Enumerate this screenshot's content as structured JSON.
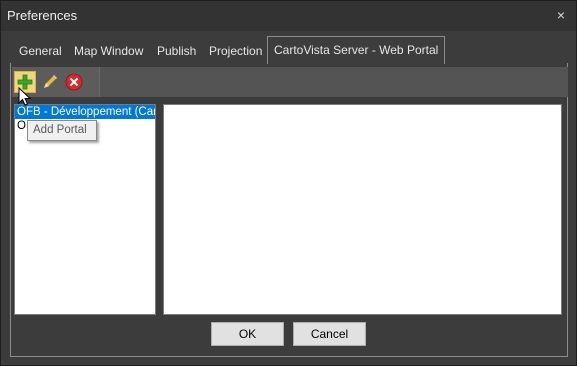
{
  "window": {
    "title": "Preferences",
    "close_label": "×"
  },
  "tabs": [
    {
      "label": "General"
    },
    {
      "label": "Map Window"
    },
    {
      "label": "Publish"
    },
    {
      "label": "Projection"
    },
    {
      "label": "CartoVista Server - Web Portal"
    }
  ],
  "active_tab": "CartoVista Server - Web Portal",
  "toolbar": {
    "add_icon": "add-icon",
    "edit_icon": "pencil-icon",
    "delete_icon": "delete-icon"
  },
  "portals": [
    {
      "label": "OFB - Développement (Carto"
    },
    {
      "label": "O           BRGM)"
    }
  ],
  "tooltip": {
    "text": "Add Portal"
  },
  "buttons": {
    "ok": "OK",
    "cancel": "Cancel"
  }
}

---

:: Aim of the exercise ::
Collect every line with the string "icon" from the records, and copy each.

:: Task result ::
    "add_icon": "add-icon",
    "edit_icon": "pencil-icon",
    "delete_icon": "delete-icon"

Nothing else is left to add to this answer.